* _RECORDS FOR PROCESSING_

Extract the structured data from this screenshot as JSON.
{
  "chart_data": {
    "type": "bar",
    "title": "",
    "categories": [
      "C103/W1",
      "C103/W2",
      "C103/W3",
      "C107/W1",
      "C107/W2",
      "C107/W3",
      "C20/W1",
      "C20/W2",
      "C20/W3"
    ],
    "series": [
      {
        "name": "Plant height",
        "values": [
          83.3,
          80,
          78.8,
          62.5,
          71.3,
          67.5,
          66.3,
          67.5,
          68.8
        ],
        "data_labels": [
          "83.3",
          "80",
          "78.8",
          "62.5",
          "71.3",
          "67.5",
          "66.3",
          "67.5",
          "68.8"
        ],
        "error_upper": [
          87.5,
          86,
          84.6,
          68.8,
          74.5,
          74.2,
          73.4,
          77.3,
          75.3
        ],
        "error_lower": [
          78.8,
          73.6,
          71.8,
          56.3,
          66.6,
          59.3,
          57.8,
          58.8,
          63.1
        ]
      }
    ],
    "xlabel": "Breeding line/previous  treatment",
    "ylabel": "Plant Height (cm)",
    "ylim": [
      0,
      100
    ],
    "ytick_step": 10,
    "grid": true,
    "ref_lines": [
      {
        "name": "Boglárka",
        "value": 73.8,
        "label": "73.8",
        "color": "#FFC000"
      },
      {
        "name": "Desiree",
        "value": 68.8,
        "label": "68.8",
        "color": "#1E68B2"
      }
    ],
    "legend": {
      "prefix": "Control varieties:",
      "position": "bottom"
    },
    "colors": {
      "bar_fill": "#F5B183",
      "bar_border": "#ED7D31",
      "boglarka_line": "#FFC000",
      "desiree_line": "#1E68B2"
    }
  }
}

* _EXERCISE REQUIREMENTS_
Nothing should be changed: write out all of the data as is.

* _EXERCISE RESPONSE_
Extract the structured data from this screenshot as JSON.
{
  "chart_data": {
    "type": "bar",
    "title": "",
    "categories": [
      "C103/W1",
      "C103/W2",
      "C103/W3",
      "C107/W1",
      "C107/W2",
      "C107/W3",
      "C20/W1",
      "C20/W2",
      "C20/W3"
    ],
    "series": [
      {
        "name": "Plant height",
        "values": [
          83.3,
          80,
          78.8,
          62.5,
          71.3,
          67.5,
          66.3,
          67.5,
          68.8
        ],
        "data_labels": [
          "83.3",
          "80",
          "78.8",
          "62.5",
          "71.3",
          "67.5",
          "66.3",
          "67.5",
          "68.8"
        ],
        "error_upper": [
          87.5,
          86,
          84.6,
          68.8,
          74.5,
          74.2,
          73.4,
          77.3,
          75.3
        ],
        "error_lower": [
          78.8,
          73.6,
          71.8,
          56.3,
          66.6,
          59.3,
          57.8,
          58.8,
          63.1
        ]
      }
    ],
    "xlabel": "Breeding line/previous  treatment",
    "ylabel": "Plant Height (cm)",
    "ylim": [
      0,
      100
    ],
    "ytick_step": 10,
    "grid": true,
    "ref_lines": [
      {
        "name": "Boglárka",
        "value": 73.8,
        "label": "73.8",
        "color": "#FFC000"
      },
      {
        "name": "Desiree",
        "value": 68.8,
        "label": "68.8",
        "color": "#1E68B2"
      }
    ],
    "legend": {
      "prefix": "Control varieties:",
      "position": "bottom"
    },
    "colors": {
      "bar_fill": "#F5B183",
      "bar_border": "#ED7D31",
      "boglarka_line": "#FFC000",
      "desiree_line": "#1E68B2"
    }
  }
}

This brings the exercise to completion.